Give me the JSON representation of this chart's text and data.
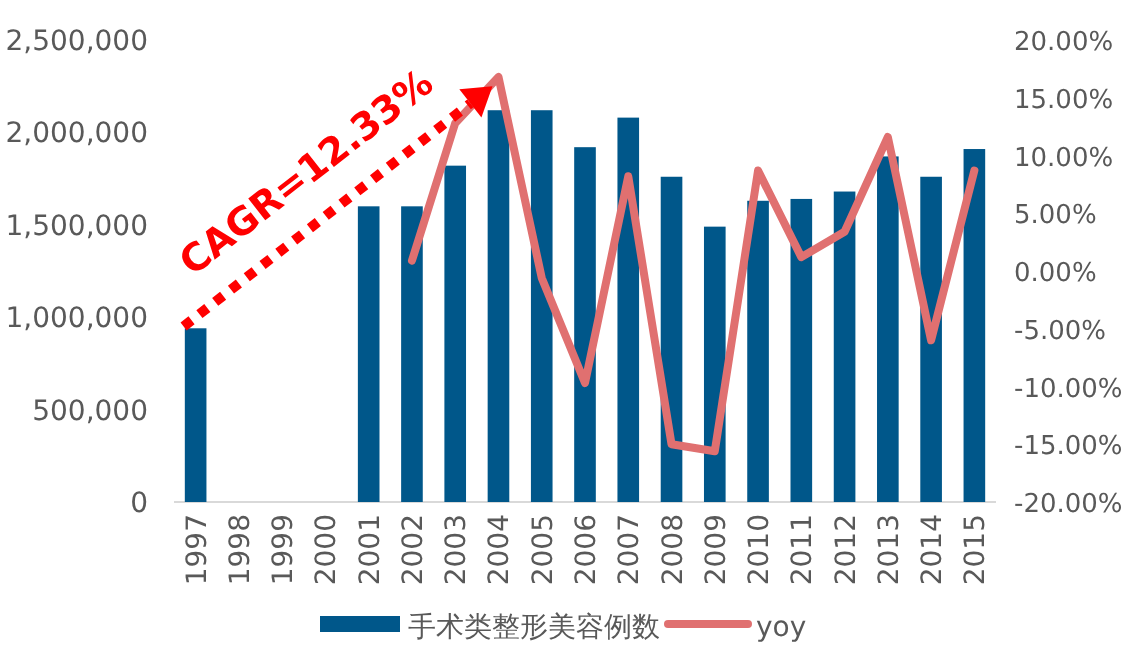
{
  "chart_data": {
    "type": "bar",
    "categories": [
      "1997",
      "1998",
      "1999",
      "2000",
      "2001",
      "2002",
      "2003",
      "2004",
      "2005",
      "2006",
      "2007",
      "2008",
      "2009",
      "2010",
      "2011",
      "2012",
      "2013",
      "2014",
      "2015"
    ],
    "series": [
      {
        "name": "手术类整形美容例数",
        "color": "#00578a",
        "values": [
          940000,
          null,
          null,
          null,
          1600000,
          1600000,
          1820000,
          2120000,
          2120000,
          1920000,
          2080000,
          1760000,
          1490000,
          1630000,
          1640000,
          1680000,
          1870000,
          1760000,
          1910000
        ]
      },
      {
        "name": "yoy",
        "type": "line",
        "axis": "y2",
        "color": "#e07070",
        "values": [
          null,
          null,
          null,
          null,
          null,
          0.9,
          12.8,
          16.8,
          -0.6,
          -9.7,
          8.2,
          -15.0,
          -15.6,
          8.7,
          1.2,
          3.4,
          11.6,
          -6.0,
          8.7
        ]
      }
    ],
    "ylim": [
      0,
      2500000
    ],
    "yticks": [
      {
        "value": 0,
        "label": "0"
      },
      {
        "value": 500000,
        "label": "500,000"
      },
      {
        "value": 1000000,
        "label": "1,000,000"
      },
      {
        "value": 1500000,
        "label": "1,500,000"
      },
      {
        "value": 2000000,
        "label": "2,000,000"
      },
      {
        "value": 2500000,
        "label": "2,500,000"
      }
    ],
    "y2lim": [
      -20,
      20
    ],
    "y2ticks": [
      {
        "value": -20,
        "label": "-20.00%"
      },
      {
        "value": -15,
        "label": "-15.00%"
      },
      {
        "value": -10,
        "label": "-10.00%"
      },
      {
        "value": -5,
        "label": "-5.00%"
      },
      {
        "value": 0,
        "label": "0.00%"
      },
      {
        "value": 5,
        "label": "5.00%"
      },
      {
        "value": 10,
        "label": "10.00%"
      },
      {
        "value": 15,
        "label": "15.00%"
      },
      {
        "value": 20,
        "label": "20.00%"
      }
    ],
    "annotations": [
      "CAGR=12.33%"
    ],
    "grid": false,
    "legend": "bottom"
  }
}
■ ■ ■ ■ ■
Aim of the exercise: Pictures are excluded; copy every other part of the records exactly.

Result:
Give me the JSON representation of this chart's text and data.
{
  "chart_data": {
    "type": "bar",
    "categories": [
      "1997",
      "1998",
      "1999",
      "2000",
      "2001",
      "2002",
      "2003",
      "2004",
      "2005",
      "2006",
      "2007",
      "2008",
      "2009",
      "2010",
      "2011",
      "2012",
      "2013",
      "2014",
      "2015"
    ],
    "series": [
      {
        "name": "手术类整形美容例数",
        "color": "#00578a",
        "values": [
          940000,
          null,
          null,
          null,
          1600000,
          1600000,
          1820000,
          2120000,
          2120000,
          1920000,
          2080000,
          1760000,
          1490000,
          1630000,
          1640000,
          1680000,
          1870000,
          1760000,
          1910000
        ]
      },
      {
        "name": "yoy",
        "type": "line",
        "axis": "y2",
        "color": "#e07070",
        "values": [
          null,
          null,
          null,
          null,
          null,
          0.9,
          12.8,
          16.8,
          -0.6,
          -9.7,
          8.2,
          -15.0,
          -15.6,
          8.7,
          1.2,
          3.4,
          11.6,
          -6.0,
          8.7
        ]
      }
    ],
    "ylim": [
      0,
      2500000
    ],
    "yticks": [
      {
        "value": 0,
        "label": "0"
      },
      {
        "value": 500000,
        "label": "500,000"
      },
      {
        "value": 1000000,
        "label": "1,000,000"
      },
      {
        "value": 1500000,
        "label": "1,500,000"
      },
      {
        "value": 2000000,
        "label": "2,000,000"
      },
      {
        "value": 2500000,
        "label": "2,500,000"
      }
    ],
    "y2lim": [
      -20,
      20
    ],
    "y2ticks": [
      {
        "value": -20,
        "label": "-20.00%"
      },
      {
        "value": -15,
        "label": "-15.00%"
      },
      {
        "value": -10,
        "label": "-10.00%"
      },
      {
        "value": -5,
        "label": "-5.00%"
      },
      {
        "value": 0,
        "label": "0.00%"
      },
      {
        "value": 5,
        "label": "5.00%"
      },
      {
        "value": 10,
        "label": "10.00%"
      },
      {
        "value": 15,
        "label": "15.00%"
      },
      {
        "value": 20,
        "label": "20.00%"
      }
    ],
    "annotations": [
      "CAGR=12.33%"
    ],
    "grid": false,
    "legend": "bottom"
  }
}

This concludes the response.